Dataset items:
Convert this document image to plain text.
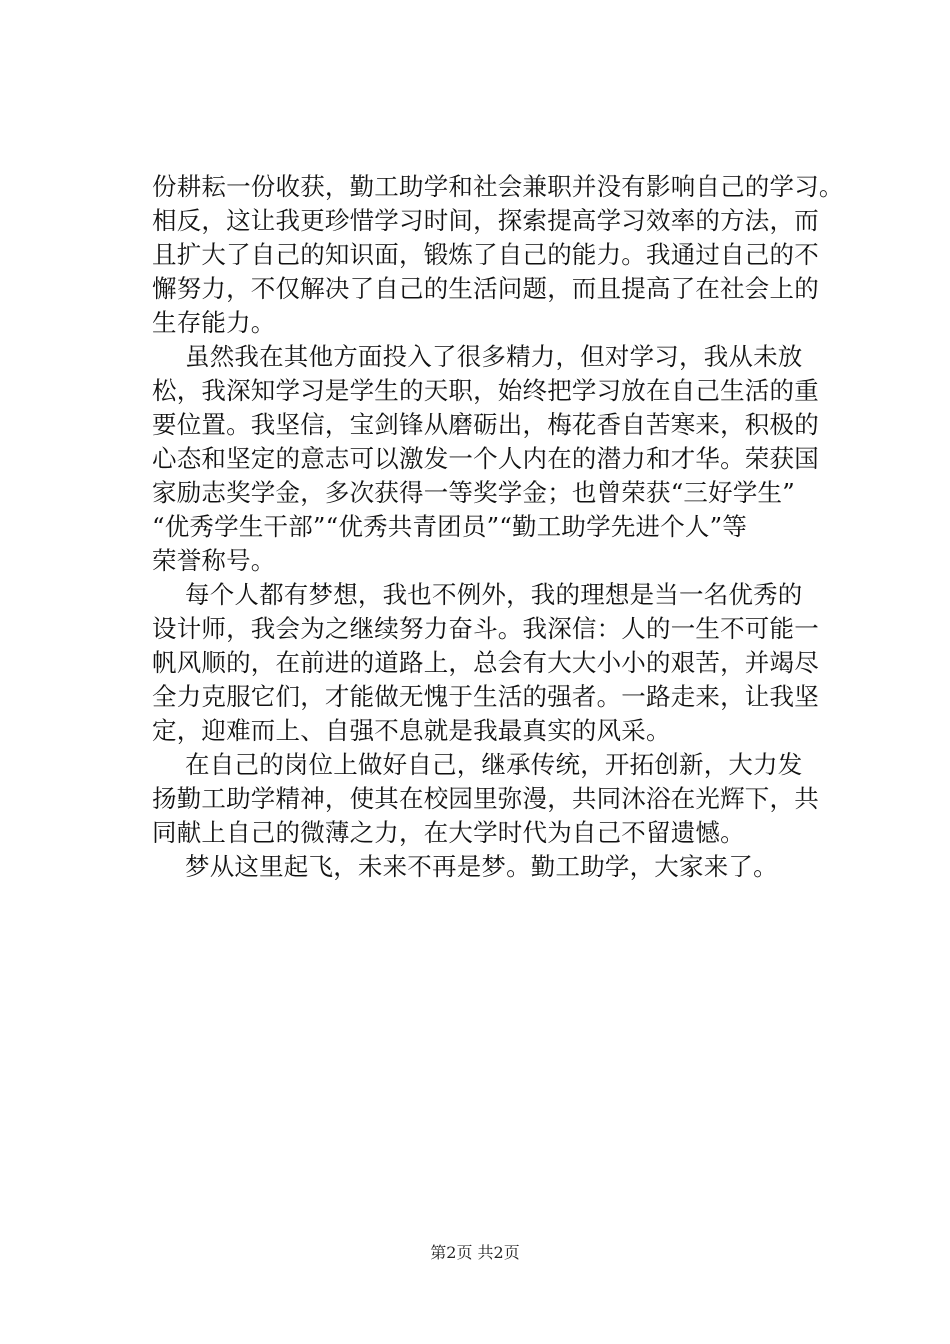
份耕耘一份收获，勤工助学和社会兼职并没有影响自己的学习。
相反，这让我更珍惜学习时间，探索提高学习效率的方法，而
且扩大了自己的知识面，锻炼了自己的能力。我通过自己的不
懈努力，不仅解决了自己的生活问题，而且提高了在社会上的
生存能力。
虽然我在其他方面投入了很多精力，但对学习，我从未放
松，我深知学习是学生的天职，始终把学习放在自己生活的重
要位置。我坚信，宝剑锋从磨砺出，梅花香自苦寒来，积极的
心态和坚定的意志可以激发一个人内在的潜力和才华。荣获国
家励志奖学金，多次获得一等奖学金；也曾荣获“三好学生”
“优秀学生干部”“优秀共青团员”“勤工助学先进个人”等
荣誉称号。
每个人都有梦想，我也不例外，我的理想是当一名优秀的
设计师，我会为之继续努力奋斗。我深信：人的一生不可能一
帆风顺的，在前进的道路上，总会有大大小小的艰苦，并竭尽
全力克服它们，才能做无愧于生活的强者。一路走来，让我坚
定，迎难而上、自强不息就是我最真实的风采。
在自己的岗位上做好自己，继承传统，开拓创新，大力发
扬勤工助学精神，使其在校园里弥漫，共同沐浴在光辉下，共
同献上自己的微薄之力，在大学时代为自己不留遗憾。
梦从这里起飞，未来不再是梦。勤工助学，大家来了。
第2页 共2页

--- What to produce ---
Return the listing above word for word, with the pictures removed.

--- Result ---
Convert this document image to plain text.
份耕耘一份收获，勤工助学和社会兼职并没有影响自己的学习。
相反，这让我更珍惜学习时间，探索提高学习效率的方法，而
且扩大了自己的知识面，锻炼了自己的能力。我通过自己的不
懈努力，不仅解决了自己的生活问题，而且提高了在社会上的
生存能力。
虽然我在其他方面投入了很多精力，但对学习，我从未放
松，我深知学习是学生的天职，始终把学习放在自己生活的重
要位置。我坚信，宝剑锋从磨砺出，梅花香自苦寒来，积极的
心态和坚定的意志可以激发一个人内在的潜力和才华。荣获国
家励志奖学金，多次获得一等奖学金；也曾荣获“三好学生”
“优秀学生干部”“优秀共青团员”“勤工助学先进个人”等
荣誉称号。
每个人都有梦想，我也不例外，我的理想是当一名优秀的
设计师，我会为之继续努力奋斗。我深信：人的一生不可能一
帆风顺的，在前进的道路上，总会有大大小小的艰苦，并竭尽
全力克服它们，才能做无愧于生活的强者。一路走来，让我坚
定，迎难而上、自强不息就是我最真实的风采。
在自己的岗位上做好自己，继承传统，开拓创新，大力发
扬勤工助学精神，使其在校园里弥漫，共同沐浴在光辉下，共
同献上自己的微薄之力，在大学时代为自己不留遗憾。
梦从这里起飞，未来不再是梦。勤工助学，大家来了。
第2页 共2页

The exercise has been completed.